* _Given information_
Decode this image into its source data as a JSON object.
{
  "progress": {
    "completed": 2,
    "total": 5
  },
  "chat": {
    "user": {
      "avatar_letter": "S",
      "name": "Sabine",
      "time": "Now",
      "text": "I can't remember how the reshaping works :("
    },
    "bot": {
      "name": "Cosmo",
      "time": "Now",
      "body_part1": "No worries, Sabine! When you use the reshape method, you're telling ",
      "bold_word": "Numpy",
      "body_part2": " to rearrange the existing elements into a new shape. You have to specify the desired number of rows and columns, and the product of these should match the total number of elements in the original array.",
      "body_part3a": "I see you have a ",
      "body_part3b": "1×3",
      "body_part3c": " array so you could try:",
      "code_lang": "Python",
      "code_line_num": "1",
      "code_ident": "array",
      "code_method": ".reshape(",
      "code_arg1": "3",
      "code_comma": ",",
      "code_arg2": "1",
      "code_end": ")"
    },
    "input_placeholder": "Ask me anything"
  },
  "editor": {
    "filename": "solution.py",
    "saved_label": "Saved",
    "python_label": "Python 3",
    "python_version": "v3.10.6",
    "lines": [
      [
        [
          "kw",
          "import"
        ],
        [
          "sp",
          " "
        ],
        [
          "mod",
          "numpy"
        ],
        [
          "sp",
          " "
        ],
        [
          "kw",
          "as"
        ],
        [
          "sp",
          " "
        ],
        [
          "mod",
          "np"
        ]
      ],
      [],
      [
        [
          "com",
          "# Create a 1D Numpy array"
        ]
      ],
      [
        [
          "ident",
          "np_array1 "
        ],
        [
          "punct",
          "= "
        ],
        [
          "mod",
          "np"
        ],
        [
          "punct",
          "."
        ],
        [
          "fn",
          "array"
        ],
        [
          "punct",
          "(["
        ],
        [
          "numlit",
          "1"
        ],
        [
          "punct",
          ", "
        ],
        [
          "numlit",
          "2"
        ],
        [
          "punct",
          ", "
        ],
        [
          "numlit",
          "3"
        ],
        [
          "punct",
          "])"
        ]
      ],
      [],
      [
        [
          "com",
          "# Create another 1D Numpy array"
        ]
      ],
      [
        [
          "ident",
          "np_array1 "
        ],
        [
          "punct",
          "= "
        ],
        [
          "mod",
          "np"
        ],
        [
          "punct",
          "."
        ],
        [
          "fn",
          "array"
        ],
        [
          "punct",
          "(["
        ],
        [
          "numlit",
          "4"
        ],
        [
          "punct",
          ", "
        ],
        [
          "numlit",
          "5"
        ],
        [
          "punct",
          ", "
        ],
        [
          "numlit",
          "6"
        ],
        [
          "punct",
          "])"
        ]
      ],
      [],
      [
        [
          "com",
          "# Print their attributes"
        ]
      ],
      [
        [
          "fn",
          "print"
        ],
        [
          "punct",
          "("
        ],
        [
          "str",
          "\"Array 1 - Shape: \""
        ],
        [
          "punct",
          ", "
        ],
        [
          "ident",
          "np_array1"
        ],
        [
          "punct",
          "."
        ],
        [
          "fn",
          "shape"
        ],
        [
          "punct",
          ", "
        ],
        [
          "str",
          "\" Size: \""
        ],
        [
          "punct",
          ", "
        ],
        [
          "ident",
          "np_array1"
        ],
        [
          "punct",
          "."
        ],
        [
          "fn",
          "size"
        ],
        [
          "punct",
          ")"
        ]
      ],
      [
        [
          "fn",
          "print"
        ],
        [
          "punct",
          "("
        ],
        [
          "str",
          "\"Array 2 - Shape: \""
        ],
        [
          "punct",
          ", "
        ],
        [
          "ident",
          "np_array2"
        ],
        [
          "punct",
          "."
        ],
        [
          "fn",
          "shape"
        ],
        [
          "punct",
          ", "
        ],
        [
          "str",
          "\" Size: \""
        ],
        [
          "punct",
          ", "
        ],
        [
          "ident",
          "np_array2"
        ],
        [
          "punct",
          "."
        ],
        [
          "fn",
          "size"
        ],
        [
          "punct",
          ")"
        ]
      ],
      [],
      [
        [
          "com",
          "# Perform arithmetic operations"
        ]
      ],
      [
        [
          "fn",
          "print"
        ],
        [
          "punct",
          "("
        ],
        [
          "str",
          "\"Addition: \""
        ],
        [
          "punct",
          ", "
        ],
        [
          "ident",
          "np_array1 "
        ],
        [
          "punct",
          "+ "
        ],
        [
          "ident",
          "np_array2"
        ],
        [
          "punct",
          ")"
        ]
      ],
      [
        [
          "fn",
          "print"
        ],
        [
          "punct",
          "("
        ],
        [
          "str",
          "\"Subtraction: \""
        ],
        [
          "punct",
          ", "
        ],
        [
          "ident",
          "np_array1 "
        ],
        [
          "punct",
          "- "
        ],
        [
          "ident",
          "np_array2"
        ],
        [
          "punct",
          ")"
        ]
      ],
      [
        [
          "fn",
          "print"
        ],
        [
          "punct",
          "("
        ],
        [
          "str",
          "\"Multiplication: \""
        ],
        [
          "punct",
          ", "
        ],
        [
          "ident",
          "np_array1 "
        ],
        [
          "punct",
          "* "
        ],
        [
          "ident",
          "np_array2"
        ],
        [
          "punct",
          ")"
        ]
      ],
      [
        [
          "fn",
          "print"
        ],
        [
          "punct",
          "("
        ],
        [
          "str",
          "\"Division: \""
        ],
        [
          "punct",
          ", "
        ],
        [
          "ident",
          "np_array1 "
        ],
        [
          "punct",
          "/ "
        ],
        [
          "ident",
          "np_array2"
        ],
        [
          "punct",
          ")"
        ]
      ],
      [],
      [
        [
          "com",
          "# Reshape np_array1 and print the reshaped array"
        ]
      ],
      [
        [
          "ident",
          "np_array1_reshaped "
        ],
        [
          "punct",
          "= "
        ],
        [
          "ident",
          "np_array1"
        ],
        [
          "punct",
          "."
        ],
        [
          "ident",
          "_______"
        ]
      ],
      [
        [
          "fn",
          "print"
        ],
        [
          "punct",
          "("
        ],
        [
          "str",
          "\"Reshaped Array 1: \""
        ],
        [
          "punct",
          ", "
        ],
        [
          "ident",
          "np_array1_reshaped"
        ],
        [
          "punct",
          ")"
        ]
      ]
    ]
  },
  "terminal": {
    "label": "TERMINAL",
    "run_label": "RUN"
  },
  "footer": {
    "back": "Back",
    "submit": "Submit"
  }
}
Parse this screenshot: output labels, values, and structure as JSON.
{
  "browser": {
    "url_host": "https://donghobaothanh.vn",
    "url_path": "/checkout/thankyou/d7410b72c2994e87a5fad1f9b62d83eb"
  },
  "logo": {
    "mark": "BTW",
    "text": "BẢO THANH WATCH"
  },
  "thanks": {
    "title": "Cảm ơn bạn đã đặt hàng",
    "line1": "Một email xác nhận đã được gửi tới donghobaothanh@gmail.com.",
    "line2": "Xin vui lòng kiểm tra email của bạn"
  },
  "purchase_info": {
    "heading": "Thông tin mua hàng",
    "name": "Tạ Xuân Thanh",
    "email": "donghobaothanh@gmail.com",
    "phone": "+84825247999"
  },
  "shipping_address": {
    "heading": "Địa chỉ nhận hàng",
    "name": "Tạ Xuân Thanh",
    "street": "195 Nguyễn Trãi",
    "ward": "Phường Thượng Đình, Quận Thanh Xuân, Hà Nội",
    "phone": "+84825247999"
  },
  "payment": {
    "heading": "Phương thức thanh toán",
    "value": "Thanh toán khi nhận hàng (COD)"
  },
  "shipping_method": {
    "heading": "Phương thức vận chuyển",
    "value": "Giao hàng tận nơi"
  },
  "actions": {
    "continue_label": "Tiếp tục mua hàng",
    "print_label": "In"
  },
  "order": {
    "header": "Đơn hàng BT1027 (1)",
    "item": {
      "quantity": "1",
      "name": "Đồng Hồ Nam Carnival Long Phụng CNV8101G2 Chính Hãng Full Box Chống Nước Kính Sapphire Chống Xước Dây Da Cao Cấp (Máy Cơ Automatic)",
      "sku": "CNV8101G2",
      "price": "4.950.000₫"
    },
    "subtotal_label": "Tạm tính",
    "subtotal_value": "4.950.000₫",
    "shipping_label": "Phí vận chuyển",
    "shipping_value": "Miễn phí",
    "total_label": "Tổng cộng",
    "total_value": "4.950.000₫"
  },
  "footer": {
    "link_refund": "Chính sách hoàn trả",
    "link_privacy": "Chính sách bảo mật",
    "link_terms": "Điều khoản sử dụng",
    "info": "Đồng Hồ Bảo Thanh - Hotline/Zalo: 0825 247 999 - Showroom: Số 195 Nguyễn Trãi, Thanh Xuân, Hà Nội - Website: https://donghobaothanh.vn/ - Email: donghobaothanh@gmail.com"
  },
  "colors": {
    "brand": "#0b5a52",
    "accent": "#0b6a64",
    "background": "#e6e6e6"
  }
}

* _What the exercise asks_
Where a line holds "nhận", copy it out.

* _Exercise solution_
    "line1": "Một email xác nhận đã được gửi tới donghobaothanh@gmail.com.",
    "heading": "Địa chỉ nhận hàng",
    "value": "Thanh toán khi nhận hàng (COD)"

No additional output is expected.